======== DATA FOR THE TASK

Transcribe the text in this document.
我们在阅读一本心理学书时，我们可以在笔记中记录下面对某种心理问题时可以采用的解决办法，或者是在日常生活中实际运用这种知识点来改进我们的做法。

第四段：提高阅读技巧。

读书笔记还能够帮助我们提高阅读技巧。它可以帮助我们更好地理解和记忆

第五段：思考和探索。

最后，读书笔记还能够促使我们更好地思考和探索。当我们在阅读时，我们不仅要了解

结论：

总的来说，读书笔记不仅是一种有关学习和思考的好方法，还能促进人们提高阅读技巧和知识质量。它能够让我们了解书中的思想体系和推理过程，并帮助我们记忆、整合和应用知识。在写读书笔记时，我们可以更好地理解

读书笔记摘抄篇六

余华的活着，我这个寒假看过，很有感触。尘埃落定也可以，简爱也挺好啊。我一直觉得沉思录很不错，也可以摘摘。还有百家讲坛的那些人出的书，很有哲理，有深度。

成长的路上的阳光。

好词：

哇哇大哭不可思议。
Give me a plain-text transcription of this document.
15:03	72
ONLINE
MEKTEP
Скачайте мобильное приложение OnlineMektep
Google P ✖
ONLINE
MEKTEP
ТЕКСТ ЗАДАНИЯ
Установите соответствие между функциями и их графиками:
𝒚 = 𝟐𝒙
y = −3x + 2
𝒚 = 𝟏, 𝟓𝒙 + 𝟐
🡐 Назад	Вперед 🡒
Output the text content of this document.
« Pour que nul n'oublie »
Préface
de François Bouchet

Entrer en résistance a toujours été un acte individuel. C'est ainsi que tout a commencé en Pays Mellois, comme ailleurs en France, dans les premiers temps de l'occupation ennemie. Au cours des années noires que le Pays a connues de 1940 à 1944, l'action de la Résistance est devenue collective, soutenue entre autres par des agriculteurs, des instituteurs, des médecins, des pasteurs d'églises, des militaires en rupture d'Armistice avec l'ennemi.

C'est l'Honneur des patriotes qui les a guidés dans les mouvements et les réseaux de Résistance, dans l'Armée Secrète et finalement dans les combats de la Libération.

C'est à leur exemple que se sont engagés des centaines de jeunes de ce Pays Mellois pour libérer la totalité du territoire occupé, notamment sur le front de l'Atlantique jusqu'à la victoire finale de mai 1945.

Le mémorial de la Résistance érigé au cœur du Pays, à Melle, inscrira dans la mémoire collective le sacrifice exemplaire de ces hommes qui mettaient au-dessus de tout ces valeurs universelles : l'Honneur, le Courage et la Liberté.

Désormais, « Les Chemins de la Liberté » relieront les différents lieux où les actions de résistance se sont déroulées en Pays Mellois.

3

================

EXERCISE DESCRIPTION:
List all lines holding the string "Honneur".

EXERCISE SOLUTION:
C'est l'Honneur des patriotes qui les a guidés dans les mouvements et les réseaux de Résistance, dans l'Armée Secrète et finalement dans les combats de la Libération.
Le mémorial de la Résistance érigé au cœur du Pays, à Melle, inscrira dans la mémoire collective le sacrifice exemplaire de ces hommes qui mettaient au-dessus de tout ces valeurs universelles : l'Honneur, le Courage et la Liberté.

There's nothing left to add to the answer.